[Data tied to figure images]
────────────────────────────────────────

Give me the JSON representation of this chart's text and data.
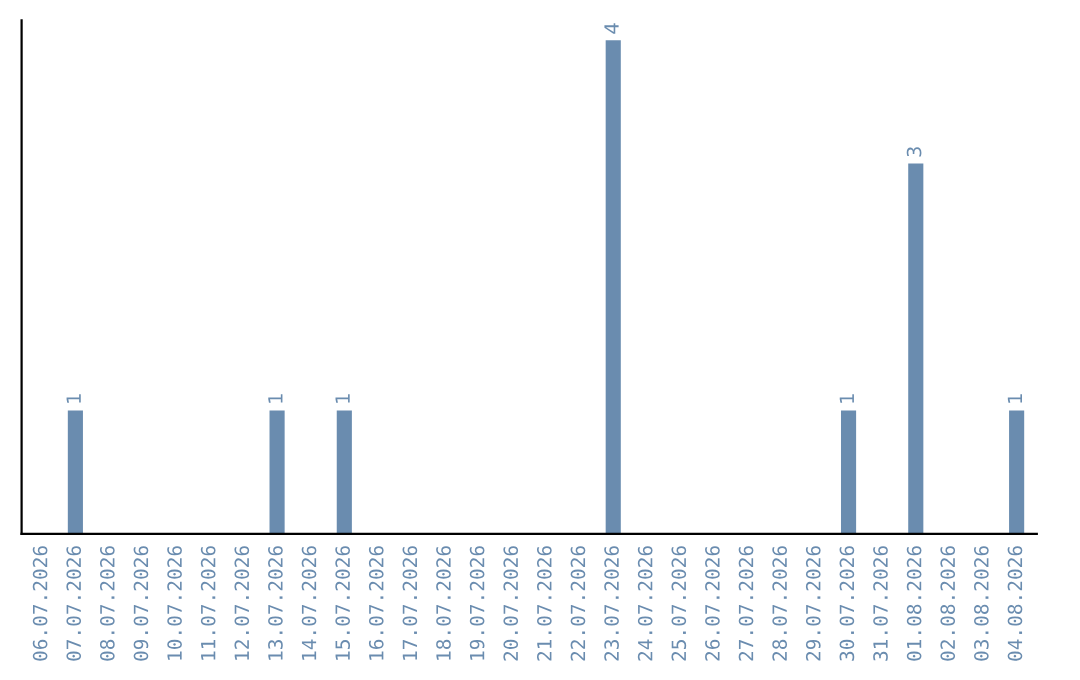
{
  "chart_data": {
    "type": "bar",
    "categories": [
      "06.07.2026",
      "07.07.2026",
      "08.07.2026",
      "09.07.2026",
      "10.07.2026",
      "11.07.2026",
      "12.07.2026",
      "13.07.2026",
      "14.07.2026",
      "15.07.2026",
      "16.07.2026",
      "17.07.2026",
      "18.07.2026",
      "19.07.2026",
      "20.07.2026",
      "21.07.2026",
      "22.07.2026",
      "23.07.2026",
      "24.07.2026",
      "25.07.2026",
      "26.07.2026",
      "27.07.2026",
      "28.07.2026",
      "29.07.2026",
      "30.07.2026",
      "31.07.2026",
      "01.08.2026",
      "02.08.2026",
      "03.08.2026",
      "04.08.2026"
    ],
    "values": [
      0,
      1,
      0,
      0,
      0,
      0,
      0,
      1,
      0,
      1,
      0,
      0,
      0,
      0,
      0,
      0,
      0,
      4,
      0,
      0,
      0,
      0,
      0,
      0,
      1,
      0,
      3,
      0,
      0,
      1
    ],
    "value_labels": [
      null,
      "1",
      null,
      null,
      null,
      null,
      null,
      "1",
      null,
      "1",
      null,
      null,
      null,
      null,
      null,
      null,
      null,
      "4",
      null,
      null,
      null,
      null,
      null,
      null,
      "1",
      null,
      "3",
      null,
      null,
      "1"
    ],
    "color": "#6a8caf",
    "grid": false,
    "tick_labels": "x"
  }
}
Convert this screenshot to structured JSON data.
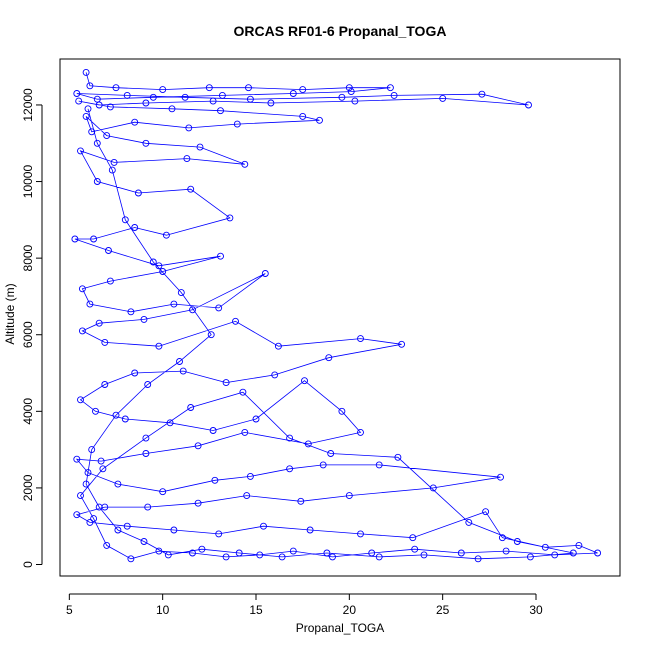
{
  "chart_data": {
    "type": "scatter",
    "title": "ORCAS RF01-6 Propanal_TOGA",
    "xlabel": "Propanal_TOGA",
    "ylabel": "Altitude (m)",
    "xlim": [
      4.5,
      34.5
    ],
    "ylim": [
      -300,
      13200
    ],
    "x_ticks": [
      5,
      10,
      15,
      20,
      25,
      30
    ],
    "y_ticks": [
      0,
      2000,
      4000,
      6000,
      8000,
      10000,
      12000
    ],
    "x_tick_labels": [
      "5",
      "10",
      "15",
      "20",
      "25",
      "30"
    ],
    "y_tick_labels": [
      "0",
      "2000",
      "4000",
      "6000",
      "8000",
      "10000",
      "12000"
    ],
    "grid": false,
    "legend": "none",
    "series": [
      {
        "color": "#0000ff",
        "marker": "open-circle",
        "connected": true,
        "points": [
          [
            5.9,
            12850
          ],
          [
            6.1,
            12500
          ],
          [
            7.5,
            12450
          ],
          [
            10.0,
            12400
          ],
          [
            12.5,
            12450
          ],
          [
            14.6,
            12450
          ],
          [
            17.5,
            12400
          ],
          [
            20.0,
            12450
          ],
          [
            22.2,
            12450
          ],
          [
            20.1,
            12350
          ],
          [
            17.0,
            12300
          ],
          [
            13.2,
            12250
          ],
          [
            9.5,
            12200
          ],
          [
            6.5,
            12150
          ],
          [
            5.4,
            12300
          ],
          [
            8.1,
            12250
          ],
          [
            11.2,
            12200
          ],
          [
            14.7,
            12150
          ],
          [
            19.6,
            12200
          ],
          [
            22.4,
            12250
          ],
          [
            27.1,
            12280
          ],
          [
            29.6,
            12000
          ],
          [
            25.0,
            12170
          ],
          [
            20.3,
            12100
          ],
          [
            15.8,
            12050
          ],
          [
            12.7,
            12100
          ],
          [
            9.1,
            12050
          ],
          [
            6.6,
            12000
          ],
          [
            5.5,
            12100
          ],
          [
            7.2,
            11950
          ],
          [
            10.5,
            11900
          ],
          [
            13.1,
            11850
          ],
          [
            17.5,
            11700
          ],
          [
            18.4,
            11600
          ],
          [
            14.0,
            11500
          ],
          [
            11.4,
            11400
          ],
          [
            8.5,
            11550
          ],
          [
            6.2,
            11300
          ],
          [
            5.9,
            11700
          ],
          [
            7.0,
            11200
          ],
          [
            9.1,
            11000
          ],
          [
            12.0,
            10900
          ],
          [
            14.4,
            10450
          ],
          [
            11.3,
            10600
          ],
          [
            7.4,
            10500
          ],
          [
            5.6,
            10800
          ],
          [
            6.5,
            10000
          ],
          [
            8.7,
            9700
          ],
          [
            11.5,
            9800
          ],
          [
            13.6,
            9050
          ],
          [
            10.2,
            8600
          ],
          [
            8.5,
            8800
          ],
          [
            6.3,
            8500
          ],
          [
            5.3,
            8500
          ],
          [
            7.1,
            8200
          ],
          [
            9.8,
            7800
          ],
          [
            13.1,
            8050
          ],
          [
            10.0,
            7650
          ],
          [
            7.2,
            7400
          ],
          [
            5.7,
            7200
          ],
          [
            6.1,
            6800
          ],
          [
            8.3,
            6600
          ],
          [
            10.6,
            6800
          ],
          [
            13.0,
            6700
          ],
          [
            15.5,
            7600
          ],
          [
            11.6,
            6650
          ],
          [
            9.0,
            6400
          ],
          [
            6.6,
            6300
          ],
          [
            5.7,
            6100
          ],
          [
            6.9,
            5800
          ],
          [
            9.8,
            5700
          ],
          [
            13.9,
            6350
          ],
          [
            16.2,
            5700
          ],
          [
            20.6,
            5900
          ],
          [
            22.8,
            5750
          ],
          [
            18.9,
            5400
          ],
          [
            16.0,
            4950
          ],
          [
            13.4,
            4750
          ],
          [
            11.1,
            5050
          ],
          [
            8.5,
            5000
          ],
          [
            6.9,
            4700
          ],
          [
            5.6,
            4300
          ],
          [
            6.4,
            4000
          ],
          [
            8.0,
            3800
          ],
          [
            10.4,
            3700
          ],
          [
            12.7,
            3500
          ],
          [
            15.0,
            3800
          ],
          [
            17.6,
            4800
          ],
          [
            19.6,
            4000
          ],
          [
            20.6,
            3450
          ],
          [
            17.8,
            3150
          ],
          [
            14.4,
            3450
          ],
          [
            11.9,
            3100
          ],
          [
            9.1,
            2900
          ],
          [
            6.7,
            2700
          ],
          [
            5.4,
            2750
          ],
          [
            6.0,
            2400
          ],
          [
            7.6,
            2100
          ],
          [
            10.0,
            1900
          ],
          [
            12.8,
            2200
          ],
          [
            14.7,
            2300
          ],
          [
            16.8,
            2500
          ],
          [
            18.6,
            2600
          ],
          [
            21.6,
            2600
          ],
          [
            28.1,
            2280
          ],
          [
            24.5,
            2000
          ],
          [
            20.0,
            1800
          ],
          [
            17.4,
            1650
          ],
          [
            14.5,
            1800
          ],
          [
            11.9,
            1600
          ],
          [
            9.2,
            1500
          ],
          [
            6.9,
            1500
          ],
          [
            5.4,
            1300
          ],
          [
            6.1,
            1100
          ],
          [
            8.1,
            1000
          ],
          [
            10.6,
            900
          ],
          [
            13.0,
            800
          ],
          [
            15.4,
            1000
          ],
          [
            17.9,
            900
          ],
          [
            20.6,
            800
          ],
          [
            23.4,
            700
          ],
          [
            27.3,
            1380
          ],
          [
            28.2,
            700
          ],
          [
            30.5,
            450
          ],
          [
            32.3,
            500
          ],
          [
            33.3,
            300
          ],
          [
            31.0,
            250
          ],
          [
            28.4,
            350
          ],
          [
            26.0,
            300
          ],
          [
            23.5,
            400
          ],
          [
            21.2,
            300
          ],
          [
            19.1,
            200
          ],
          [
            17.0,
            350
          ],
          [
            15.2,
            250
          ],
          [
            13.4,
            200
          ],
          [
            11.6,
            300
          ],
          [
            9.8,
            350
          ],
          [
            8.3,
            150
          ],
          [
            7.0,
            500
          ],
          [
            6.3,
            1200
          ],
          [
            5.6,
            1800
          ],
          [
            6.8,
            2500
          ],
          [
            9.1,
            3300
          ],
          [
            11.5,
            4100
          ],
          [
            14.3,
            4500
          ],
          [
            16.8,
            3300
          ],
          [
            19.0,
            2900
          ],
          [
            22.6,
            2800
          ],
          [
            26.4,
            1100
          ],
          [
            29.0,
            600
          ],
          [
            32.0,
            300
          ],
          [
            29.7,
            200
          ],
          [
            26.9,
            150
          ],
          [
            24.0,
            250
          ],
          [
            21.6,
            200
          ],
          [
            18.8,
            300
          ],
          [
            16.4,
            200
          ],
          [
            14.1,
            300
          ],
          [
            12.1,
            400
          ],
          [
            10.3,
            250
          ],
          [
            9.0,
            600
          ],
          [
            7.6,
            900
          ],
          [
            6.6,
            1500
          ],
          [
            5.9,
            2100
          ],
          [
            6.2,
            3000
          ],
          [
            7.5,
            3900
          ],
          [
            9.2,
            4700
          ],
          [
            10.9,
            5300
          ],
          [
            12.6,
            6000
          ],
          [
            11.0,
            7100
          ],
          [
            9.5,
            7900
          ],
          [
            8.0,
            9000
          ],
          [
            7.3,
            10300
          ],
          [
            6.5,
            11000
          ],
          [
            6.0,
            11900
          ]
        ]
      }
    ]
  }
}
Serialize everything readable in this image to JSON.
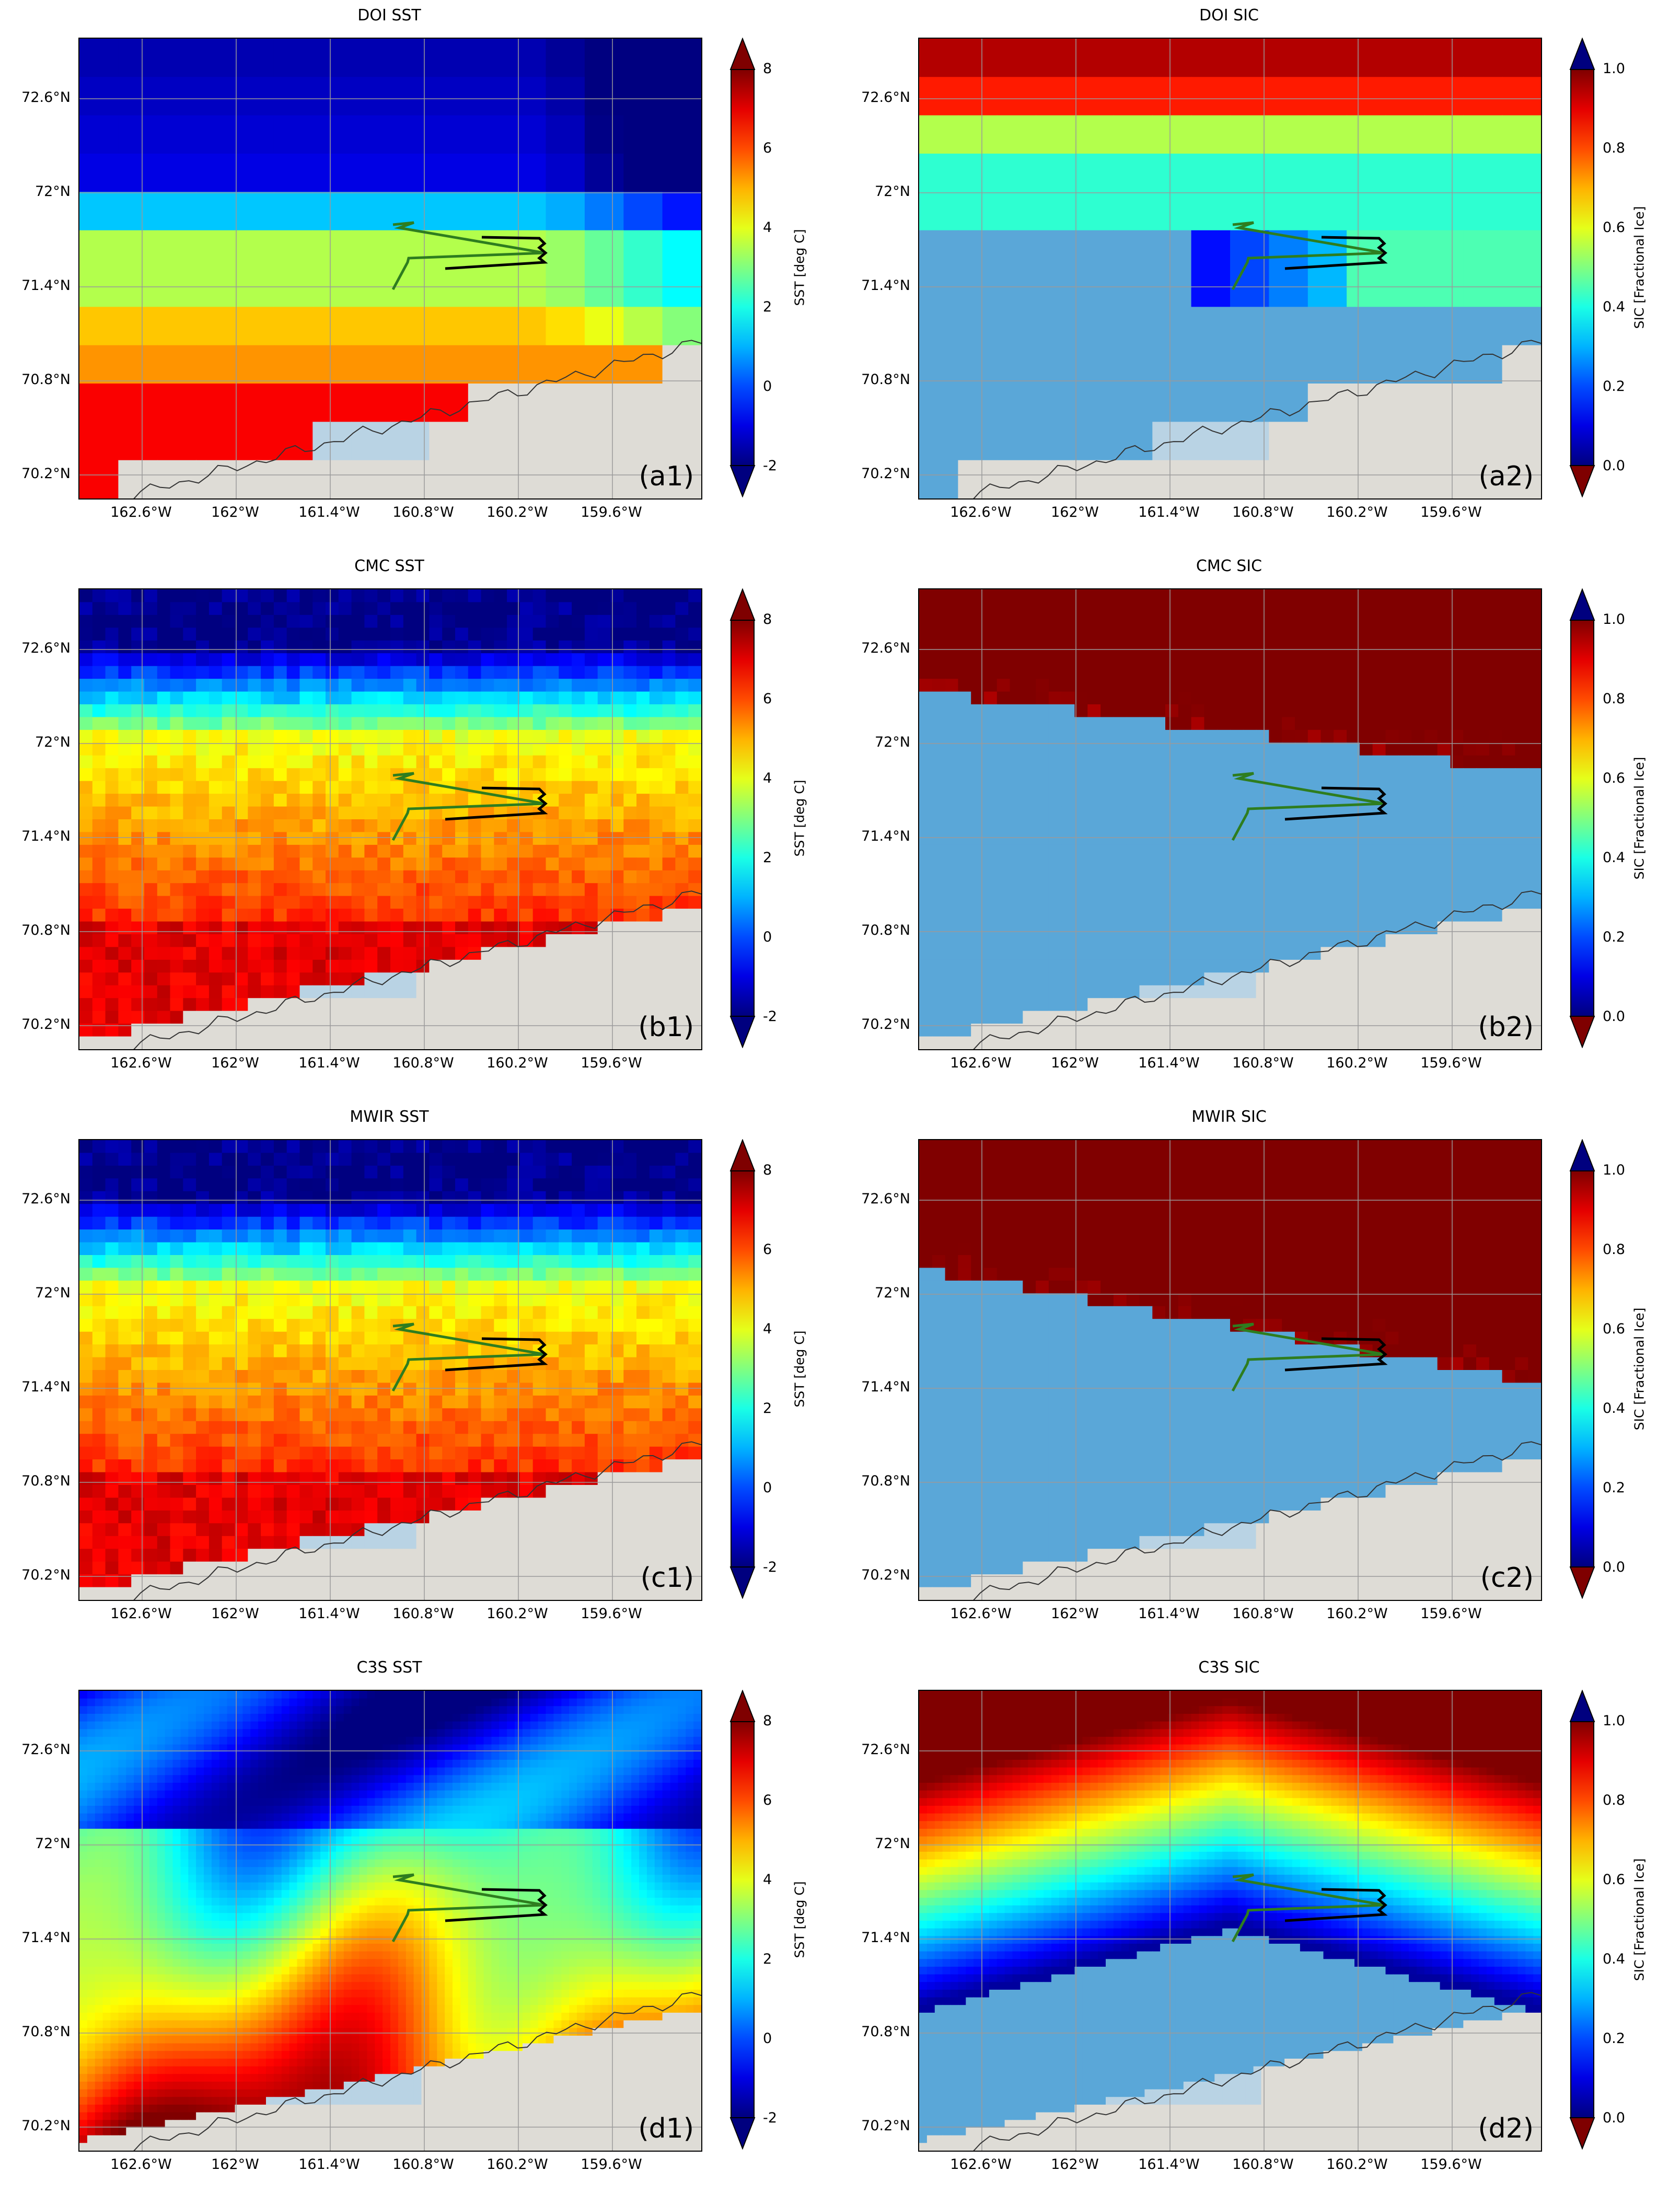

────────────────────────────────────────

From the listing above, collect each line in which the string "this" appears.

Give me the JSON representation of this chart's text and data.
Convert this screenshot to structured JSON data.
Serialize everything readable in this image to JSON.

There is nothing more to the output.